* [What the task asks]:
Return the entries verbatim and drop every picture.

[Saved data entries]
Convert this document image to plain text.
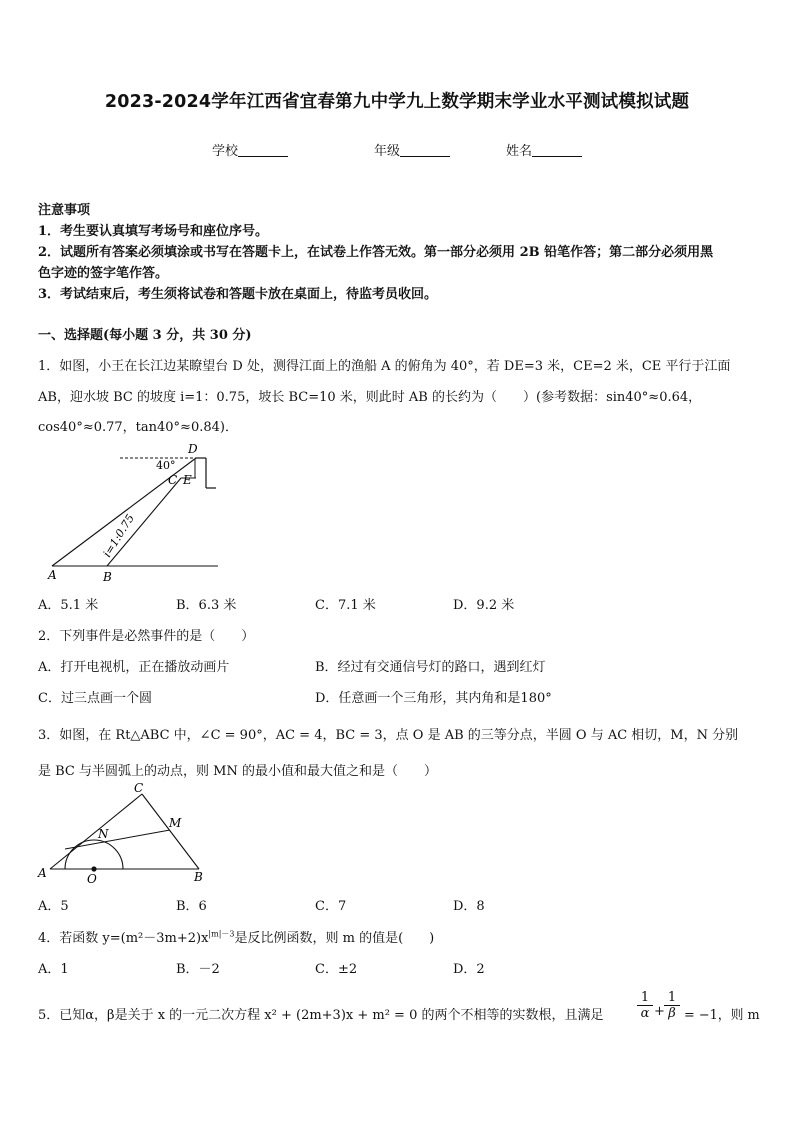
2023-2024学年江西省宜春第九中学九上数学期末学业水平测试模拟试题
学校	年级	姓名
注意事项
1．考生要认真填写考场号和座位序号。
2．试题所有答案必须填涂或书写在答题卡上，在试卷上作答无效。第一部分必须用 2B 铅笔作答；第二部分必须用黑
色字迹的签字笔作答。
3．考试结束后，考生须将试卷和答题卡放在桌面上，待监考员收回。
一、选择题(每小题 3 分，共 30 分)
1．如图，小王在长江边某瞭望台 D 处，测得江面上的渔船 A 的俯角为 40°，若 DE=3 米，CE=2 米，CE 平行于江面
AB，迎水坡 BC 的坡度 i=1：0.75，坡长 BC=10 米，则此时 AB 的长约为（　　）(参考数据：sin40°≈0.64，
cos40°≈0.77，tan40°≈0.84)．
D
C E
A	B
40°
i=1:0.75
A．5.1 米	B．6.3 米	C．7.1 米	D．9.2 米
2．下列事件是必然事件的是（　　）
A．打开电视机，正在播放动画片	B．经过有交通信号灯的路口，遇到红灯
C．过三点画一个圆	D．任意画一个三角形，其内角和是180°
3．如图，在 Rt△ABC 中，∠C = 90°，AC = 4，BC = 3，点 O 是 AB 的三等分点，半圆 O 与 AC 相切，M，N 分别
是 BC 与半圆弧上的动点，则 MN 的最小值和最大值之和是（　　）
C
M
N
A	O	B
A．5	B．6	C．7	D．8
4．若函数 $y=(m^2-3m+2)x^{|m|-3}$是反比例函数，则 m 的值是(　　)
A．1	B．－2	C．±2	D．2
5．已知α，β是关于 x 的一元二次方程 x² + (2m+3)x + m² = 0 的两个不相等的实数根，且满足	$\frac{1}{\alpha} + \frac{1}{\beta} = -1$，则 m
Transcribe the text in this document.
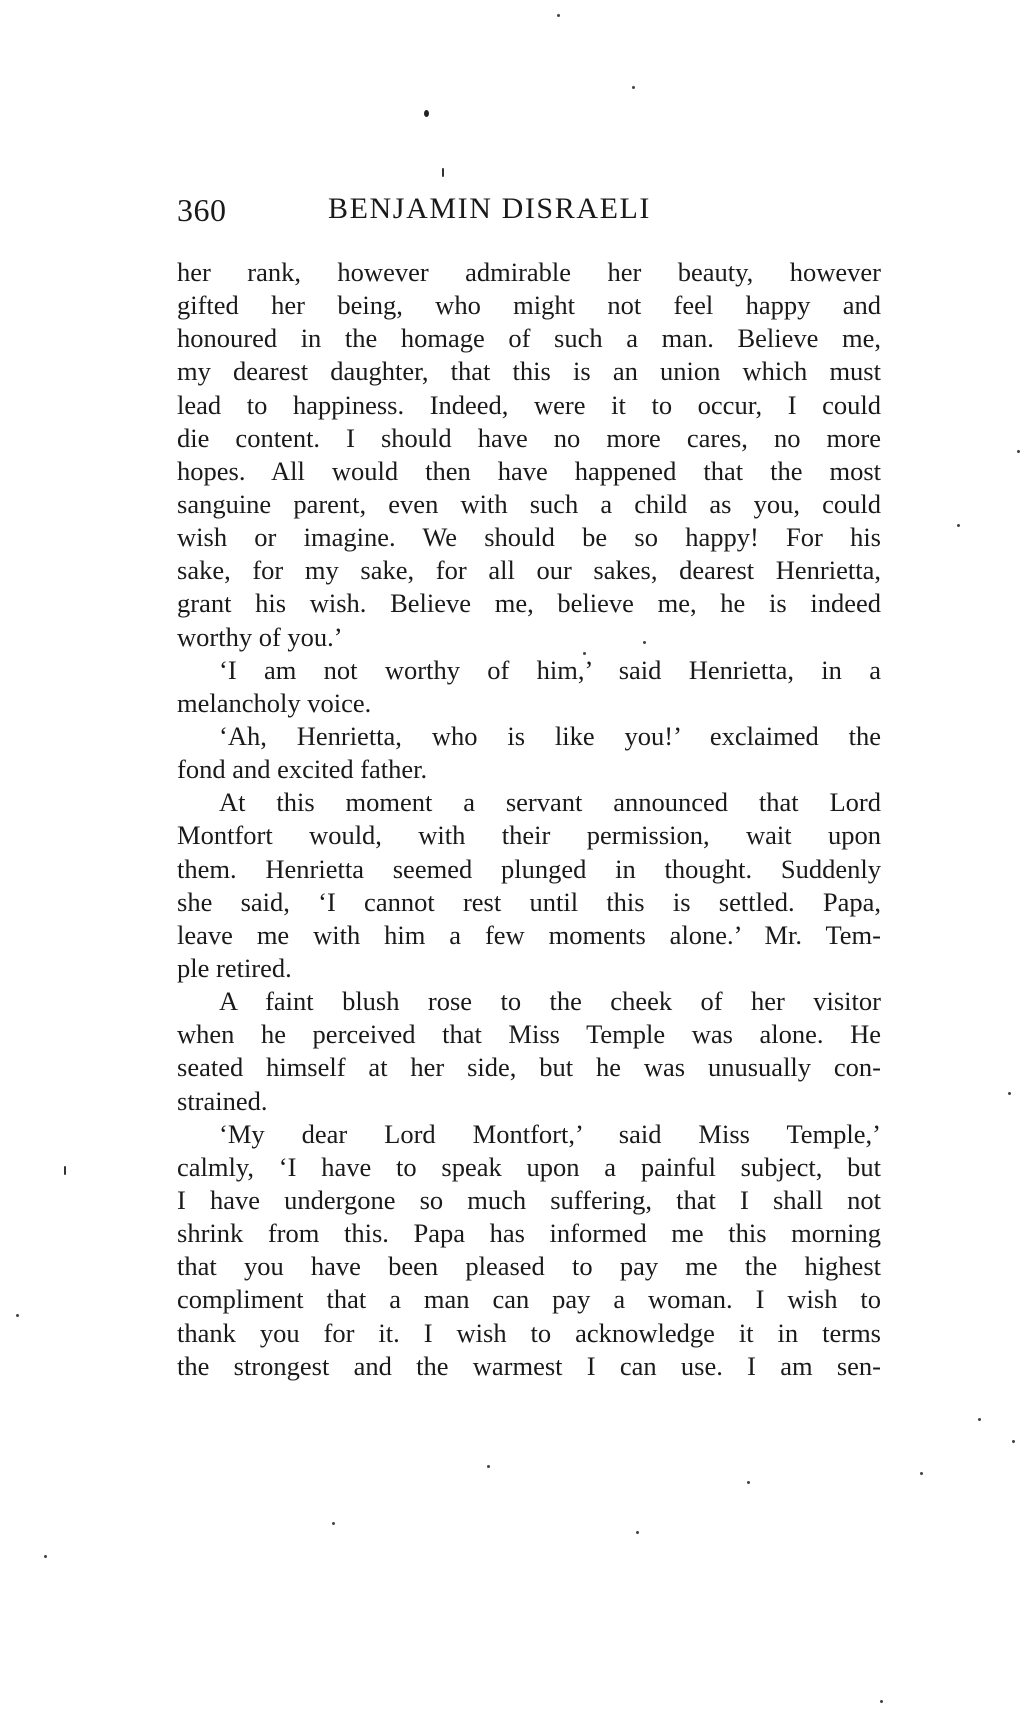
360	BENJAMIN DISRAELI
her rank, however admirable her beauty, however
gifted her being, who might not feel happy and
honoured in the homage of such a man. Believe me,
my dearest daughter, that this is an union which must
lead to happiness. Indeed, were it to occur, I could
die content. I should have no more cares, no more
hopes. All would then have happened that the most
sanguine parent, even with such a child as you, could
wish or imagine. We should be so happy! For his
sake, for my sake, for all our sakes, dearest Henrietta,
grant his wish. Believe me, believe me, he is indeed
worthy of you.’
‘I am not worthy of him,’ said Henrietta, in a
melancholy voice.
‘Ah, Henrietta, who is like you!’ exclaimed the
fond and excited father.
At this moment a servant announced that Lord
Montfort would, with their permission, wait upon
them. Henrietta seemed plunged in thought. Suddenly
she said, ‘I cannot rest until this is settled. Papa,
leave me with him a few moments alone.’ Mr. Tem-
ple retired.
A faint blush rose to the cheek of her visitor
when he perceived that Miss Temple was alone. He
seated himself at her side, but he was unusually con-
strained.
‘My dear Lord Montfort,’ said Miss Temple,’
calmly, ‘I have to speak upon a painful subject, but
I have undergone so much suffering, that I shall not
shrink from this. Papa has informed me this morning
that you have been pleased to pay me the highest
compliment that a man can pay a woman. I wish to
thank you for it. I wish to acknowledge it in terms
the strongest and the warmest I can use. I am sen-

* [The output]:
Convert this document image to plain text.
2023-2024学年江西省宜春第九中学九上数学期末学业水平测试模拟试题
学校	年级	姓名
注意事项
1．考生要认真填写考场号和座位序号。
2．试题所有答案必须填涂或书写在答题卡上，在试卷上作答无效。第一部分必须用 2B 铅笔作答；第二部分必须用黑
色字迹的签字笔作答。
3．考试结束后，考生须将试卷和答题卡放在桌面上，待监考员收回。
一、选择题(每小题 3 分，共 30 分)
1．如图，小王在长江边某瞭望台 D 处，测得江面上的渔船 A 的俯角为 40°，若 DE=3 米，CE=2 米，CE 平行于江面
AB，迎水坡 BC 的坡度 i=1：0.75，坡长 BC=10 米，则此时 AB 的长约为（　　）(参考数据：sin40°≈0.64，
cos40°≈0.77，tan40°≈0.84)．
D
C E
A	B
40°
i=1:0.75
A．5.1 米	B．6.3 米	C．7.1 米	D．9.2 米
2．下列事件是必然事件的是（　　）
A．打开电视机，正在播放动画片	B．经过有交通信号灯的路口，遇到红灯
C．过三点画一个圆	D．任意画一个三角形，其内角和是180°
3．如图，在 Rt△ABC 中，∠C = 90°，AC = 4，BC = 3，点 O 是 AB 的三等分点，半圆 O 与 AC 相切，M，N 分别
是 BC 与半圆弧上的动点，则 MN 的最小值和最大值之和是（　　）
C
M
N
A	O	B
A．5	B．6	C．7	D．8
4．若函数 $y=(m^2-3m+2)x^{|m|-3}$是反比例函数，则 m 的值是(　　)
A．1	B．－2	C．±2	D．2
5．已知α，β是关于 x 的一元二次方程 x² + (2m+3)x + m² = 0 的两个不相等的实数根，且满足	$\frac{1}{\alpha} + \frac{1}{\beta} = -1$，则 m
Transcribe the text in this document.
360	BENJAMIN DISRAELI
her rank, however admirable her beauty, however
gifted her being, who might not feel happy and
honoured in the homage of such a man. Believe me,
my dearest daughter, that this is an union which must
lead to happiness. Indeed, were it to occur, I could
die content. I should have no more cares, no more
hopes. All would then have happened that the most
sanguine parent, even with such a child as you, could
wish or imagine. We should be so happy! For his
sake, for my sake, for all our sakes, dearest Henrietta,
grant his wish. Believe me, believe me, he is indeed
worthy of you.’
‘I am not worthy of him,’ said Henrietta, in a
melancholy voice.
‘Ah, Henrietta, who is like you!’ exclaimed the
fond and excited father.
At this moment a servant announced that Lord
Montfort would, with their permission, wait upon
them. Henrietta seemed plunged in thought. Suddenly
she said, ‘I cannot rest until this is settled. Papa,
leave me with him a few moments alone.’ Mr. Tem-
ple retired.
A faint blush rose to the cheek of her visitor
when he perceived that Miss Temple was alone. He
seated himself at her side, but he was unusually con-
strained.
‘My dear Lord Montfort,’ said Miss Temple,’
calmly, ‘I have to speak upon a painful subject, but
I have undergone so much suffering, that I shall not
shrink from this. Papa has informed me this morning
that you have been pleased to pay me the highest
compliment that a man can pay a woman. I wish to
thank you for it. I wish to acknowledge it in terms
the strongest and the warmest I can use. I am sen-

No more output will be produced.